• _Task instructions_
Print the listing below exactly.

• _Task inputs_

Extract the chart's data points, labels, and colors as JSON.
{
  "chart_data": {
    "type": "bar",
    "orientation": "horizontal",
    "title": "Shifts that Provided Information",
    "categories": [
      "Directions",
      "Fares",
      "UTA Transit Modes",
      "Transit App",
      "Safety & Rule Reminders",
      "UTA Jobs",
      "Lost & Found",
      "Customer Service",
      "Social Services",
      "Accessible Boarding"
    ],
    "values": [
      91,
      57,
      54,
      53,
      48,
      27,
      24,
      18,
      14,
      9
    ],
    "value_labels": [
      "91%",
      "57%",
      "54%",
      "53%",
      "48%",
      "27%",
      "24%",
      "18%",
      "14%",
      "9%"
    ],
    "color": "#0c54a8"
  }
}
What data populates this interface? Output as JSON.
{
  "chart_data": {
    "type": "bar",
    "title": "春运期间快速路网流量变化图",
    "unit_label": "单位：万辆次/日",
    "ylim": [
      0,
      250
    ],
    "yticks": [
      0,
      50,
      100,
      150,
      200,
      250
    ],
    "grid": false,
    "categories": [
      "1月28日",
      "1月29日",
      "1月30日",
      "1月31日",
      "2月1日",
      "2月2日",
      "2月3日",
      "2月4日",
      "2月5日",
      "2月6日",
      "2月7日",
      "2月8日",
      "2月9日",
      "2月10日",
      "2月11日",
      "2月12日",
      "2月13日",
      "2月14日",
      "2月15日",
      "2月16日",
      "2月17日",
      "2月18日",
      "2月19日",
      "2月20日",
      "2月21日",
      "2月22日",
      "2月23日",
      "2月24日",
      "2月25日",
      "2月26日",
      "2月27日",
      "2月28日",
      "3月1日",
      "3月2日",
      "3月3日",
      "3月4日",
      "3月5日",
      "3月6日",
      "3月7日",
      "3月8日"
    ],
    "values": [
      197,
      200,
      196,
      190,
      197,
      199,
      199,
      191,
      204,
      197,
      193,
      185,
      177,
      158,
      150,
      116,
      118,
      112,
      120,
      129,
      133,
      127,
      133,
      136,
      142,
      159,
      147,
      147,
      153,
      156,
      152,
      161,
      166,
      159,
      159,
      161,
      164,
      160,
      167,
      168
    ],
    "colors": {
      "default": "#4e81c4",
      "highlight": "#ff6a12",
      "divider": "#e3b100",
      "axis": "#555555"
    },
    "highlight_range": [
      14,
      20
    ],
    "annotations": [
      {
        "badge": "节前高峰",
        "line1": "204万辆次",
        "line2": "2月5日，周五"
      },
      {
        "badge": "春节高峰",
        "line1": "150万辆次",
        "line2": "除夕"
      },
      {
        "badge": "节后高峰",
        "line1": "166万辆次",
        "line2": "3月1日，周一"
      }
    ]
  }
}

• _Exercise output_
Extract the chart's data points, labels, and colors as JSON.
{
  "chart_data": {
    "type": "bar",
    "orientation": "horizontal",
    "title": "Shifts that Provided Information",
    "categories": [
      "Directions",
      "Fares",
      "UTA Transit Modes",
      "Transit App",
      "Safety & Rule Reminders",
      "UTA Jobs",
      "Lost & Found",
      "Customer Service",
      "Social Services",
      "Accessible Boarding"
    ],
    "values": [
      91,
      57,
      54,
      53,
      48,
      27,
      24,
      18,
      14,
      9
    ],
    "value_labels": [
      "91%",
      "57%",
      "54%",
      "53%",
      "48%",
      "27%",
      "24%",
      "18%",
      "14%",
      "9%"
    ],
    "color": "#0c54a8"
  }
}
What data populates this interface? Output as JSON.
{
  "chart_data": {
    "type": "bar",
    "title": "春运期间快速路网流量变化图",
    "unit_label": "单位：万辆次/日",
    "ylim": [
      0,
      250
    ],
    "yticks": [
      0,
      50,
      100,
      150,
      200,
      250
    ],
    "grid": false,
    "categories": [
      "1月28日",
      "1月29日",
      "1月30日",
      "1月31日",
      "2月1日",
      "2月2日",
      "2月3日",
      "2月4日",
      "2月5日",
      "2月6日",
      "2月7日",
      "2月8日",
      "2月9日",
      "2月10日",
      "2月11日",
      "2月12日",
      "2月13日",
      "2月14日",
      "2月15日",
      "2月16日",
      "2月17日",
      "2月18日",
      "2月19日",
      "2月20日",
      "2月21日",
      "2月22日",
      "2月23日",
      "2月24日",
      "2月25日",
      "2月26日",
      "2月27日",
      "2月28日",
      "3月1日",
      "3月2日",
      "3月3日",
      "3月4日",
      "3月5日",
      "3月6日",
      "3月7日",
      "3月8日"
    ],
    "values": [
      197,
      200,
      196,
      190,
      197,
      199,
      199,
      191,
      204,
      197,
      193,
      185,
      177,
      158,
      150,
      116,
      118,
      112,
      120,
      129,
      133,
      127,
      133,
      136,
      142,
      159,
      147,
      147,
      153,
      156,
      152,
      161,
      166,
      159,
      159,
      161,
      164,
      160,
      167,
      168
    ],
    "colors": {
      "default": "#4e81c4",
      "highlight": "#ff6a12",
      "divider": "#e3b100",
      "axis": "#555555"
    },
    "highlight_range": [
      14,
      20
    ],
    "annotations": [
      {
        "badge": "节前高峰",
        "line1": "204万辆次",
        "line2": "2月5日，周五"
      },
      {
        "badge": "春节高峰",
        "line1": "150万辆次",
        "line2": "除夕"
      },
      {
        "badge": "节后高峰",
        "line1": "166万辆次",
        "line2": "3月1日，周一"
      }
    ]
  }
}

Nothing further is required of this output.